# WHAT IS NEEDED
Output all entries verbatim. Skip pictures.

# SOURCE MATERIAL
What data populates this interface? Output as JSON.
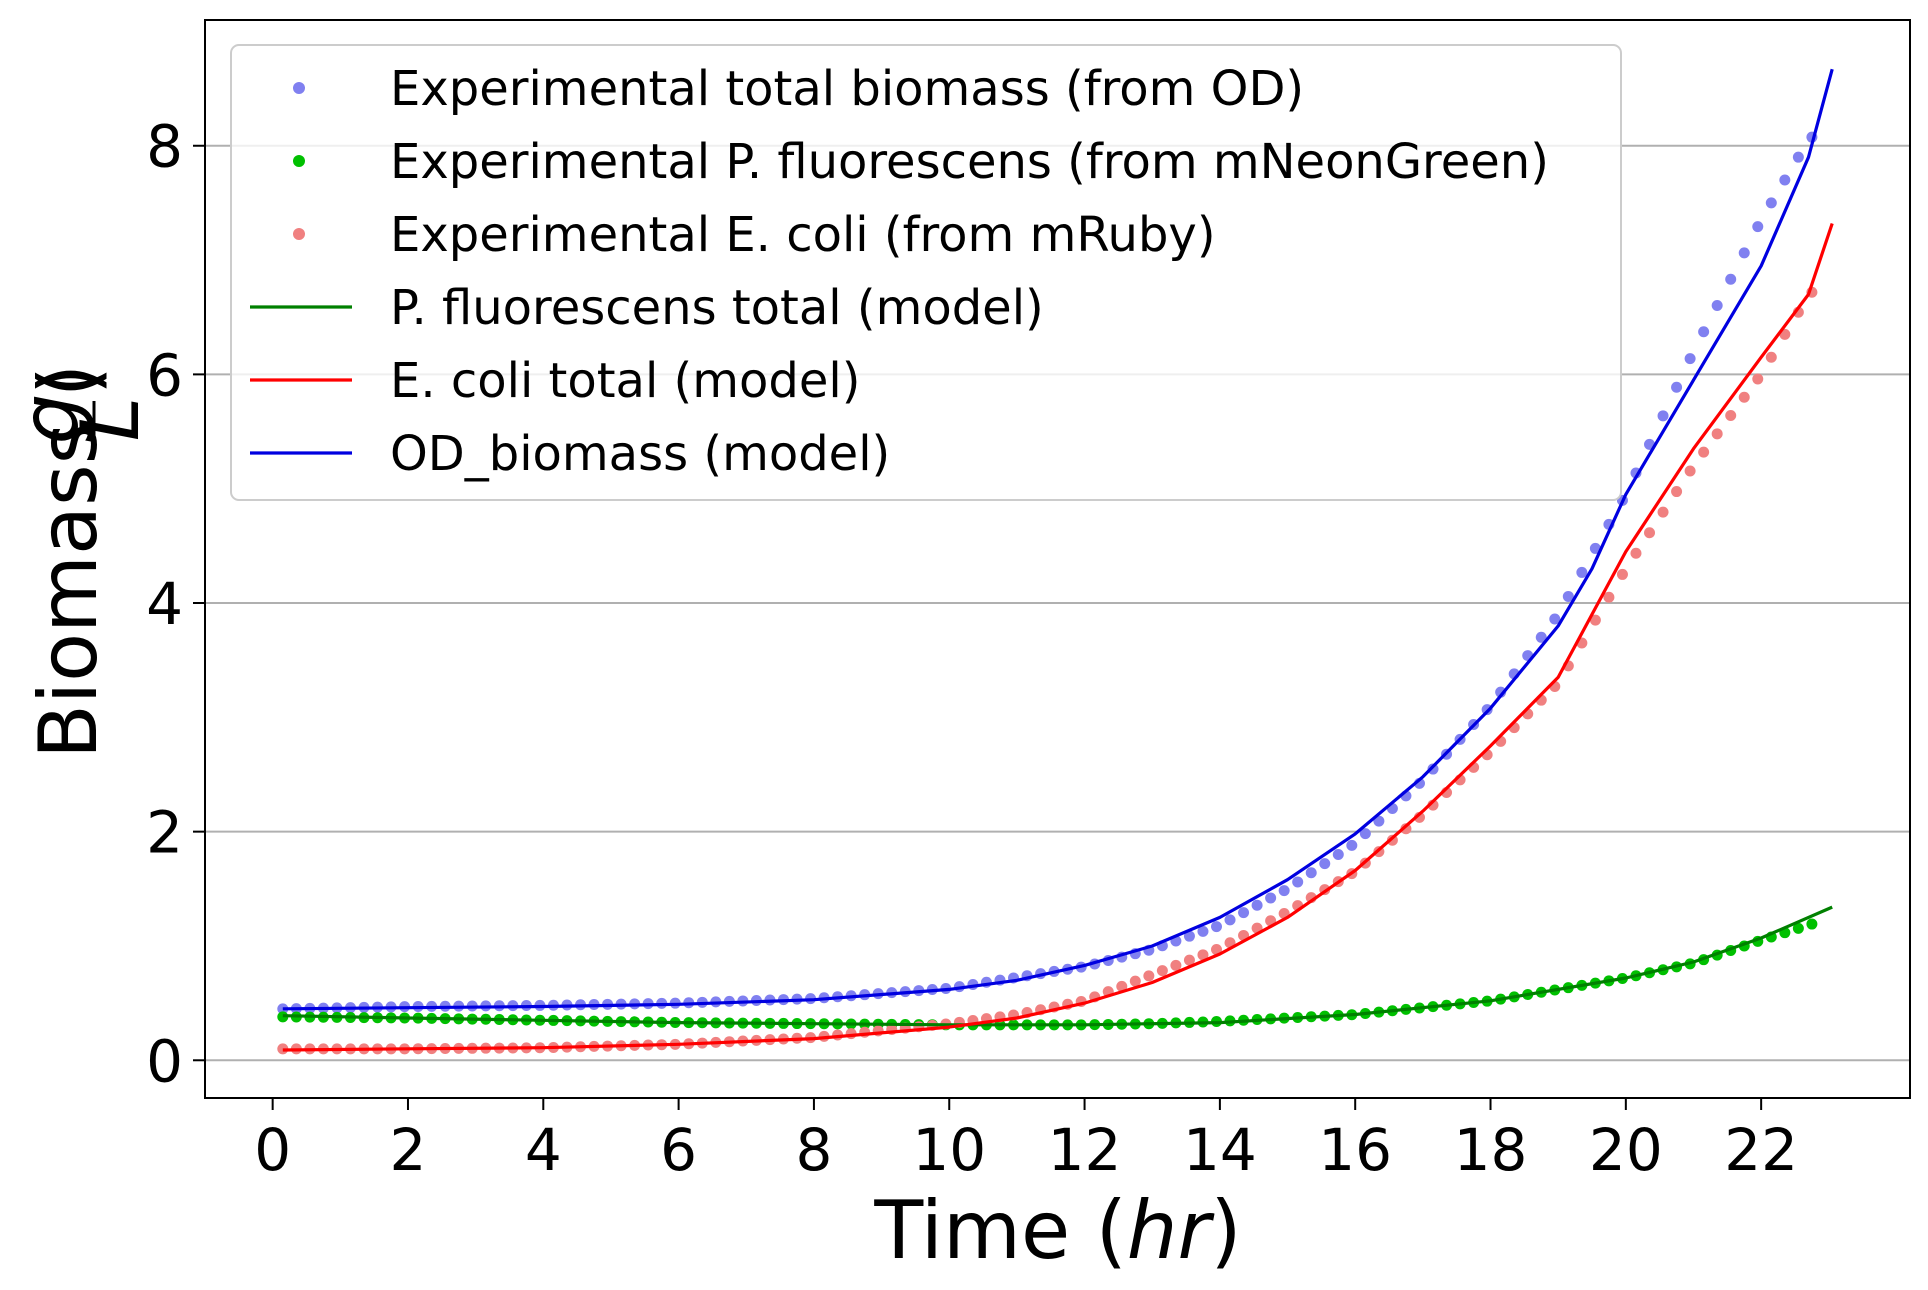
{
  "chart_data": {
    "type": "line",
    "title": "",
    "xlabel": {
      "text": "Time (",
      "italic": "hr",
      "close": ")"
    },
    "ylabel": {
      "text": "Biomass (",
      "numerator": "g",
      "denominator": "L",
      "close": ")"
    },
    "xlim": [
      -1,
      24.2
    ],
    "ylim": [
      -0.33,
      9.1
    ],
    "xticks": [
      0,
      2,
      4,
      6,
      8,
      10,
      12,
      14,
      16,
      18,
      20,
      22
    ],
    "yticks": [
      0,
      2,
      4,
      6,
      8
    ],
    "grid": "y",
    "legend": "top-left",
    "scatter_series": [
      {
        "name": "Experimental total biomass (from OD)",
        "color": "#8080f0",
        "anchors": [
          [
            0.15,
            0.45
          ],
          [
            2,
            0.47
          ],
          [
            4,
            0.48
          ],
          [
            6,
            0.5
          ],
          [
            8,
            0.54
          ],
          [
            10,
            0.63
          ],
          [
            12,
            0.82
          ],
          [
            13,
            0.97
          ],
          [
            14,
            1.18
          ],
          [
            15,
            1.5
          ],
          [
            16,
            1.9
          ],
          [
            17,
            2.45
          ],
          [
            18,
            3.1
          ],
          [
            19,
            3.9
          ],
          [
            20,
            4.95
          ],
          [
            21,
            6.2
          ],
          [
            22,
            7.35
          ],
          [
            22.6,
            7.95
          ],
          [
            22.9,
            8.2
          ]
        ]
      },
      {
        "name": "Experimental P. fluorescens (from mNeonGreen)",
        "color": "#00c000",
        "anchors": [
          [
            0.15,
            0.38
          ],
          [
            2,
            0.37
          ],
          [
            4,
            0.35
          ],
          [
            6,
            0.33
          ],
          [
            8,
            0.32
          ],
          [
            10,
            0.31
          ],
          [
            12,
            0.31
          ],
          [
            13,
            0.32
          ],
          [
            14,
            0.34
          ],
          [
            16,
            0.4
          ],
          [
            18,
            0.52
          ],
          [
            20,
            0.72
          ],
          [
            21,
            0.85
          ],
          [
            22,
            1.05
          ],
          [
            22.9,
            1.22
          ]
        ]
      },
      {
        "name": "Experimental E. coli (from mRuby)",
        "color": "#f08080",
        "anchors": [
          [
            0.15,
            0.1
          ],
          [
            2,
            0.1
          ],
          [
            4,
            0.11
          ],
          [
            6,
            0.14
          ],
          [
            8,
            0.2
          ],
          [
            10,
            0.32
          ],
          [
            11,
            0.4
          ],
          [
            12,
            0.52
          ],
          [
            13,
            0.75
          ],
          [
            14,
            0.98
          ],
          [
            15,
            1.3
          ],
          [
            16,
            1.65
          ],
          [
            17,
            2.15
          ],
          [
            18,
            2.7
          ],
          [
            19,
            3.3
          ],
          [
            19.5,
            3.8
          ],
          [
            20,
            4.3
          ],
          [
            21,
            5.2
          ],
          [
            22,
            6.0
          ],
          [
            22.5,
            6.5
          ],
          [
            22.9,
            6.85
          ]
        ]
      }
    ],
    "line_series": [
      {
        "name": "P. fluorescens total (model)",
        "color": "#008000",
        "points": [
          [
            0.15,
            0.39
          ],
          [
            2,
            0.37
          ],
          [
            4,
            0.35
          ],
          [
            6,
            0.33
          ],
          [
            8,
            0.32
          ],
          [
            10,
            0.31
          ],
          [
            12,
            0.31
          ],
          [
            14,
            0.33
          ],
          [
            16,
            0.4
          ],
          [
            18,
            0.52
          ],
          [
            20,
            0.72
          ],
          [
            21,
            0.86
          ],
          [
            22,
            1.07
          ],
          [
            23.05,
            1.34
          ]
        ]
      },
      {
        "name": "E. coli total (model)",
        "color": "#ff0000",
        "points": [
          [
            0.15,
            0.09
          ],
          [
            2,
            0.1
          ],
          [
            4,
            0.11
          ],
          [
            6,
            0.14
          ],
          [
            8,
            0.19
          ],
          [
            10,
            0.29
          ],
          [
            11,
            0.37
          ],
          [
            12,
            0.5
          ],
          [
            13,
            0.68
          ],
          [
            14,
            0.93
          ],
          [
            15,
            1.25
          ],
          [
            16,
            1.66
          ],
          [
            17,
            2.18
          ],
          [
            18,
            2.75
          ],
          [
            19,
            3.35
          ],
          [
            19.5,
            3.9
          ],
          [
            20,
            4.45
          ],
          [
            21,
            5.35
          ],
          [
            22,
            6.15
          ],
          [
            22.7,
            6.7
          ],
          [
            23.05,
            7.32
          ]
        ]
      },
      {
        "name": "OD_biomass (model)",
        "color": "#0000e0",
        "points": [
          [
            0.15,
            0.45
          ],
          [
            2,
            0.46
          ],
          [
            4,
            0.47
          ],
          [
            6,
            0.49
          ],
          [
            8,
            0.53
          ],
          [
            10,
            0.62
          ],
          [
            11,
            0.7
          ],
          [
            12,
            0.83
          ],
          [
            13,
            1.0
          ],
          [
            14,
            1.25
          ],
          [
            15,
            1.58
          ],
          [
            16,
            1.98
          ],
          [
            17,
            2.48
          ],
          [
            18,
            3.08
          ],
          [
            19,
            3.8
          ],
          [
            19.5,
            4.3
          ],
          [
            20,
            4.95
          ],
          [
            21,
            5.95
          ],
          [
            22,
            6.95
          ],
          [
            22.7,
            7.9
          ],
          [
            23.05,
            8.67
          ]
        ]
      }
    ]
  }
}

# EXERCISE ANSWER
What data populates this interface? Output as JSON.
{
  "chart_data": {
    "type": "line",
    "title": "",
    "xlabel": {
      "text": "Time (",
      "italic": "hr",
      "close": ")"
    },
    "ylabel": {
      "text": "Biomass (",
      "numerator": "g",
      "denominator": "L",
      "close": ")"
    },
    "xlim": [
      -1,
      24.2
    ],
    "ylim": [
      -0.33,
      9.1
    ],
    "xticks": [
      0,
      2,
      4,
      6,
      8,
      10,
      12,
      14,
      16,
      18,
      20,
      22
    ],
    "yticks": [
      0,
      2,
      4,
      6,
      8
    ],
    "grid": "y",
    "legend": "top-left",
    "scatter_series": [
      {
        "name": "Experimental total biomass (from OD)",
        "color": "#8080f0",
        "anchors": [
          [
            0.15,
            0.45
          ],
          [
            2,
            0.47
          ],
          [
            4,
            0.48
          ],
          [
            6,
            0.5
          ],
          [
            8,
            0.54
          ],
          [
            10,
            0.63
          ],
          [
            12,
            0.82
          ],
          [
            13,
            0.97
          ],
          [
            14,
            1.18
          ],
          [
            15,
            1.5
          ],
          [
            16,
            1.9
          ],
          [
            17,
            2.45
          ],
          [
            18,
            3.1
          ],
          [
            19,
            3.9
          ],
          [
            20,
            4.95
          ],
          [
            21,
            6.2
          ],
          [
            22,
            7.35
          ],
          [
            22.6,
            7.95
          ],
          [
            22.9,
            8.2
          ]
        ]
      },
      {
        "name": "Experimental P. fluorescens (from mNeonGreen)",
        "color": "#00c000",
        "anchors": [
          [
            0.15,
            0.38
          ],
          [
            2,
            0.37
          ],
          [
            4,
            0.35
          ],
          [
            6,
            0.33
          ],
          [
            8,
            0.32
          ],
          [
            10,
            0.31
          ],
          [
            12,
            0.31
          ],
          [
            13,
            0.32
          ],
          [
            14,
            0.34
          ],
          [
            16,
            0.4
          ],
          [
            18,
            0.52
          ],
          [
            20,
            0.72
          ],
          [
            21,
            0.85
          ],
          [
            22,
            1.05
          ],
          [
            22.9,
            1.22
          ]
        ]
      },
      {
        "name": "Experimental E. coli (from mRuby)",
        "color": "#f08080",
        "anchors": [
          [
            0.15,
            0.1
          ],
          [
            2,
            0.1
          ],
          [
            4,
            0.11
          ],
          [
            6,
            0.14
          ],
          [
            8,
            0.2
          ],
          [
            10,
            0.32
          ],
          [
            11,
            0.4
          ],
          [
            12,
            0.52
          ],
          [
            13,
            0.75
          ],
          [
            14,
            0.98
          ],
          [
            15,
            1.3
          ],
          [
            16,
            1.65
          ],
          [
            17,
            2.15
          ],
          [
            18,
            2.7
          ],
          [
            19,
            3.3
          ],
          [
            19.5,
            3.8
          ],
          [
            20,
            4.3
          ],
          [
            21,
            5.2
          ],
          [
            22,
            6.0
          ],
          [
            22.5,
            6.5
          ],
          [
            22.9,
            6.85
          ]
        ]
      }
    ],
    "line_series": [
      {
        "name": "P. fluorescens total (model)",
        "color": "#008000",
        "points": [
          [
            0.15,
            0.39
          ],
          [
            2,
            0.37
          ],
          [
            4,
            0.35
          ],
          [
            6,
            0.33
          ],
          [
            8,
            0.32
          ],
          [
            10,
            0.31
          ],
          [
            12,
            0.31
          ],
          [
            14,
            0.33
          ],
          [
            16,
            0.4
          ],
          [
            18,
            0.52
          ],
          [
            20,
            0.72
          ],
          [
            21,
            0.86
          ],
          [
            22,
            1.07
          ],
          [
            23.05,
            1.34
          ]
        ]
      },
      {
        "name": "E. coli total (model)",
        "color": "#ff0000",
        "points": [
          [
            0.15,
            0.09
          ],
          [
            2,
            0.1
          ],
          [
            4,
            0.11
          ],
          [
            6,
            0.14
          ],
          [
            8,
            0.19
          ],
          [
            10,
            0.29
          ],
          [
            11,
            0.37
          ],
          [
            12,
            0.5
          ],
          [
            13,
            0.68
          ],
          [
            14,
            0.93
          ],
          [
            15,
            1.25
          ],
          [
            16,
            1.66
          ],
          [
            17,
            2.18
          ],
          [
            18,
            2.75
          ],
          [
            19,
            3.35
          ],
          [
            19.5,
            3.9
          ],
          [
            20,
            4.45
          ],
          [
            21,
            5.35
          ],
          [
            22,
            6.15
          ],
          [
            22.7,
            6.7
          ],
          [
            23.05,
            7.32
          ]
        ]
      },
      {
        "name": "OD_biomass (model)",
        "color": "#0000e0",
        "points": [
          [
            0.15,
            0.45
          ],
          [
            2,
            0.46
          ],
          [
            4,
            0.47
          ],
          [
            6,
            0.49
          ],
          [
            8,
            0.53
          ],
          [
            10,
            0.62
          ],
          [
            11,
            0.7
          ],
          [
            12,
            0.83
          ],
          [
            13,
            1.0
          ],
          [
            14,
            1.25
          ],
          [
            15,
            1.58
          ],
          [
            16,
            1.98
          ],
          [
            17,
            2.48
          ],
          [
            18,
            3.08
          ],
          [
            19,
            3.8
          ],
          [
            19.5,
            4.3
          ],
          [
            20,
            4.95
          ],
          [
            21,
            5.95
          ],
          [
            22,
            6.95
          ],
          [
            22.7,
            7.9
          ],
          [
            23.05,
            8.67
          ]
        ]
      }
    ]
  }
}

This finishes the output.